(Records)
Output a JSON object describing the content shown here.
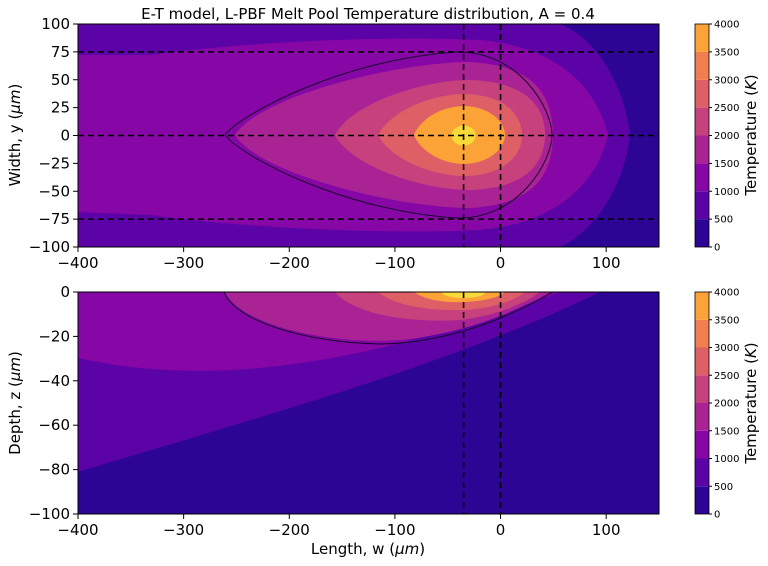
{
  "chart_data": [
    {
      "type": "heatmap",
      "title": "E-T model, L-PBF Melt Pool Temperature distribution, A = 0.4",
      "xlabel": "",
      "ylabel_prefix": "Width, y (",
      "ylabel_unit": "μm",
      "ylabel_suffix": ")",
      "xlim": [
        -400,
        150
      ],
      "ylim": [
        -100,
        100
      ],
      "xticks": [
        -400,
        -300,
        -200,
        -100,
        0,
        100
      ],
      "xtick_labels": [
        "−400",
        "−300",
        "−200",
        "−100",
        "0",
        "100"
      ],
      "yticks": [
        100,
        75,
        50,
        25,
        0,
        -25,
        -50,
        -75,
        -100
      ],
      "ytick_labels": [
        "100",
        "75",
        "50",
        "25",
        "0",
        "−25",
        "−50",
        "−75",
        "−100"
      ],
      "contour_levels_K": [
        0,
        500,
        1000,
        1500,
        2000,
        2500,
        3000,
        3500,
        4000
      ],
      "peak_position": {
        "x": -35,
        "y": 0
      },
      "dashed_lines": {
        "vertical_x": [
          -35,
          0
        ],
        "horizontal_y": [
          75,
          0,
          -75
        ]
      },
      "melt_pool_boundary": {
        "x_min": -265,
        "x_max": 52,
        "half_width": 75
      }
    },
    {
      "type": "heatmap",
      "title": "",
      "xlabel_prefix": "Length, w (",
      "xlabel_unit": "μm",
      "xlabel_suffix": ")",
      "ylabel_prefix": "Depth, z (",
      "ylabel_unit": "μm",
      "ylabel_suffix": ")",
      "xlim": [
        -400,
        150
      ],
      "ylim": [
        -100,
        0
      ],
      "xticks": [
        -400,
        -300,
        -200,
        -100,
        0,
        100
      ],
      "xtick_labels": [
        "−400",
        "−300",
        "−200",
        "−100",
        "0",
        "100"
      ],
      "yticks": [
        0,
        -20,
        -40,
        -60,
        -80,
        -100
      ],
      "ytick_labels": [
        "0",
        "−20",
        "−40",
        "−60",
        "−80",
        "−100"
      ],
      "contour_levels_K": [
        0,
        500,
        1000,
        1500,
        2000,
        2500,
        3000,
        3500,
        4000
      ],
      "peak_position": {
        "x": -35,
        "z": 0
      },
      "dashed_lines": {
        "vertical_x": [
          -35,
          0
        ]
      },
      "melt_pool_boundary": {
        "x_min": -260,
        "x_max": 50,
        "depth": 24
      }
    }
  ],
  "colorbar": {
    "label_prefix": "Temperature  (",
    "label_unit": "K",
    "label_suffix": ")",
    "ticks": [
      0,
      500,
      1000,
      1500,
      2000,
      2500,
      3000,
      3500,
      4000
    ],
    "tick_labels": [
      "0",
      "500",
      "1000",
      "1500",
      "2000",
      "2500",
      "3000",
      "3500",
      "4000"
    ],
    "colors": [
      "#2c0594",
      "#5b03a6",
      "#8606a6",
      "#a92395",
      "#c7427c",
      "#de5f65",
      "#f17e4f",
      "#fca338",
      "#f7d93a"
    ]
  }
}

## TASK DETAILS
All of the data above should be transcribed verbatim, with pictures omitted.

## WRITTEN SOLUTION
Output a JSON object describing the content shown here.
{
  "chart_data": [
    {
      "type": "heatmap",
      "title": "E-T model, L-PBF Melt Pool Temperature distribution, A = 0.4",
      "xlabel": "",
      "ylabel_prefix": "Width, y (",
      "ylabel_unit": "μm",
      "ylabel_suffix": ")",
      "xlim": [
        -400,
        150
      ],
      "ylim": [
        -100,
        100
      ],
      "xticks": [
        -400,
        -300,
        -200,
        -100,
        0,
        100
      ],
      "xtick_labels": [
        "−400",
        "−300",
        "−200",
        "−100",
        "0",
        "100"
      ],
      "yticks": [
        100,
        75,
        50,
        25,
        0,
        -25,
        -50,
        -75,
        -100
      ],
      "ytick_labels": [
        "100",
        "75",
        "50",
        "25",
        "0",
        "−25",
        "−50",
        "−75",
        "−100"
      ],
      "contour_levels_K": [
        0,
        500,
        1000,
        1500,
        2000,
        2500,
        3000,
        3500,
        4000
      ],
      "peak_position": {
        "x": -35,
        "y": 0
      },
      "dashed_lines": {
        "vertical_x": [
          -35,
          0
        ],
        "horizontal_y": [
          75,
          0,
          -75
        ]
      },
      "melt_pool_boundary": {
        "x_min": -265,
        "x_max": 52,
        "half_width": 75
      }
    },
    {
      "type": "heatmap",
      "title": "",
      "xlabel_prefix": "Length, w (",
      "xlabel_unit": "μm",
      "xlabel_suffix": ")",
      "ylabel_prefix": "Depth, z (",
      "ylabel_unit": "μm",
      "ylabel_suffix": ")",
      "xlim": [
        -400,
        150
      ],
      "ylim": [
        -100,
        0
      ],
      "xticks": [
        -400,
        -300,
        -200,
        -100,
        0,
        100
      ],
      "xtick_labels": [
        "−400",
        "−300",
        "−200",
        "−100",
        "0",
        "100"
      ],
      "yticks": [
        0,
        -20,
        -40,
        -60,
        -80,
        -100
      ],
      "ytick_labels": [
        "0",
        "−20",
        "−40",
        "−60",
        "−80",
        "−100"
      ],
      "contour_levels_K": [
        0,
        500,
        1000,
        1500,
        2000,
        2500,
        3000,
        3500,
        4000
      ],
      "peak_position": {
        "x": -35,
        "z": 0
      },
      "dashed_lines": {
        "vertical_x": [
          -35,
          0
        ]
      },
      "melt_pool_boundary": {
        "x_min": -260,
        "x_max": 50,
        "depth": 24
      }
    }
  ],
  "colorbar": {
    "label_prefix": "Temperature  (",
    "label_unit": "K",
    "label_suffix": ")",
    "ticks": [
      0,
      500,
      1000,
      1500,
      2000,
      2500,
      3000,
      3500,
      4000
    ],
    "tick_labels": [
      "0",
      "500",
      "1000",
      "1500",
      "2000",
      "2500",
      "3000",
      "3500",
      "4000"
    ],
    "colors": [
      "#2c0594",
      "#5b03a6",
      "#8606a6",
      "#a92395",
      "#c7427c",
      "#de5f65",
      "#f17e4f",
      "#fca338",
      "#f7d93a"
    ]
  }
}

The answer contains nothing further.